"""

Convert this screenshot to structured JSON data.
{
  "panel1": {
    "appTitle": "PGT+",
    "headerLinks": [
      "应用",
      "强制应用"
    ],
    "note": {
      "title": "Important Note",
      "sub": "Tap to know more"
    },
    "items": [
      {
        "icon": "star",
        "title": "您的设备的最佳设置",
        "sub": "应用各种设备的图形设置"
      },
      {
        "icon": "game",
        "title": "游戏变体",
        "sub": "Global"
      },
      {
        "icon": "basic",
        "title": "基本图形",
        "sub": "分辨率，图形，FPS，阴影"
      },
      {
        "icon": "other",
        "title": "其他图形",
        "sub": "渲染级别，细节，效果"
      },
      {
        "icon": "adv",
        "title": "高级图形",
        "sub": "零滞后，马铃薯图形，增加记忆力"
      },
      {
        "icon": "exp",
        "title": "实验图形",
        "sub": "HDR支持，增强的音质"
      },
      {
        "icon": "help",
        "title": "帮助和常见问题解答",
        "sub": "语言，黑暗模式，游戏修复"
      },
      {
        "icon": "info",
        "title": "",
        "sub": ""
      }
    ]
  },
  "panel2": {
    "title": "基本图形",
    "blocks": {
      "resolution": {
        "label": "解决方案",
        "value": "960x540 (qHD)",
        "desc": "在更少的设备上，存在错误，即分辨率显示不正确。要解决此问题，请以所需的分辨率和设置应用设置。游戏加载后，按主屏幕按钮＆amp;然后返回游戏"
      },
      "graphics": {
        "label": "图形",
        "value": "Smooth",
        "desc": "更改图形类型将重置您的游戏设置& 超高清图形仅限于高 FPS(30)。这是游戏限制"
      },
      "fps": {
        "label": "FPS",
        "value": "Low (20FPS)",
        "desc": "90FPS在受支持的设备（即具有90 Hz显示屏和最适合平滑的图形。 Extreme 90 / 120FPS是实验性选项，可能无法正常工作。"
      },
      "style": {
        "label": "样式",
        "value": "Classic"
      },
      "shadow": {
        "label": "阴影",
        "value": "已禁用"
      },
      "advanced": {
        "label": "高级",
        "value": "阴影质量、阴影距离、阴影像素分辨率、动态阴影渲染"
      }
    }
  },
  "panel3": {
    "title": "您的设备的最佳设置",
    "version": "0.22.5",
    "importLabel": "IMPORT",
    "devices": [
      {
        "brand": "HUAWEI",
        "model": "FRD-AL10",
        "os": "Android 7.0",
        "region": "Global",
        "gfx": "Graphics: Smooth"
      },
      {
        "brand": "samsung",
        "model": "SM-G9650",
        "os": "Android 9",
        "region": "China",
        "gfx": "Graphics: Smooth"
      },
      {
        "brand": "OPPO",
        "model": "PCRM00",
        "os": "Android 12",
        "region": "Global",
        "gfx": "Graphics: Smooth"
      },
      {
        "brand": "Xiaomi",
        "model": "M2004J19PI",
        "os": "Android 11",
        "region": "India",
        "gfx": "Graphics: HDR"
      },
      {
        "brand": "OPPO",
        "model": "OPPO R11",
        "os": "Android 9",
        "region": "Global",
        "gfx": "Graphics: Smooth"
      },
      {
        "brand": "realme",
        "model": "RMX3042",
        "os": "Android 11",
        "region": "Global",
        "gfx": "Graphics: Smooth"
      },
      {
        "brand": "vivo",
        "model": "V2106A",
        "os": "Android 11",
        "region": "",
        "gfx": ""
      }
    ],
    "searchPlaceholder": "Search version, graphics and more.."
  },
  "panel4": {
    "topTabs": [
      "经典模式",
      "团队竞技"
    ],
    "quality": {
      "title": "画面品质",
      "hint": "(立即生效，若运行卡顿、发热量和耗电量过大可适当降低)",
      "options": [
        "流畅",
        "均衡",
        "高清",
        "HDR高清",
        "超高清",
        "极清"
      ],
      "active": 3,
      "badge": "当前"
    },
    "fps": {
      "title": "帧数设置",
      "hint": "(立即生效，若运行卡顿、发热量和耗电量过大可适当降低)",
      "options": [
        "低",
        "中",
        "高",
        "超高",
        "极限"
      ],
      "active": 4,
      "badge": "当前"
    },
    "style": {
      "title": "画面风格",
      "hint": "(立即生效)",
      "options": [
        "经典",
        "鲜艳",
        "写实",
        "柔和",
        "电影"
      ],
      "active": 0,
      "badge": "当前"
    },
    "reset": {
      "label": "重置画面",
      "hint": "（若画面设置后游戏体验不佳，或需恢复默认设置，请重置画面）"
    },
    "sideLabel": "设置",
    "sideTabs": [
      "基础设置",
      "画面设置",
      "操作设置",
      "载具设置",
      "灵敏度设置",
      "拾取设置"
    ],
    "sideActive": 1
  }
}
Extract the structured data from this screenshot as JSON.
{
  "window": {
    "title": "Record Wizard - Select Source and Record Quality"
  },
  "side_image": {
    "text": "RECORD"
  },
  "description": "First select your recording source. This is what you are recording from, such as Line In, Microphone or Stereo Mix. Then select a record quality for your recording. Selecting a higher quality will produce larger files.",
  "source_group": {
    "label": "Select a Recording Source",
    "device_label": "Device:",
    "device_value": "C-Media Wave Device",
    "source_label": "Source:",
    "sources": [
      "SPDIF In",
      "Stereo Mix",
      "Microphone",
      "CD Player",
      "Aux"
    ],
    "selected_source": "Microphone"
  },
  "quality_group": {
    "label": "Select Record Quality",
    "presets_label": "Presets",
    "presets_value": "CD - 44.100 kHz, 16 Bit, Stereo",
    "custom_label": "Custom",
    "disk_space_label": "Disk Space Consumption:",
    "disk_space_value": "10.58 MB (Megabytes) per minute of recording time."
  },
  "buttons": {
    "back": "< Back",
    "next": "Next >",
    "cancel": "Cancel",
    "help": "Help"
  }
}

"""

> **Directions for this task**
Extract every line above containing the word "version".

> **Worked solution**
    "version": "0.22.5",
    "searchPlaceholder": "Search version, graphics and more.."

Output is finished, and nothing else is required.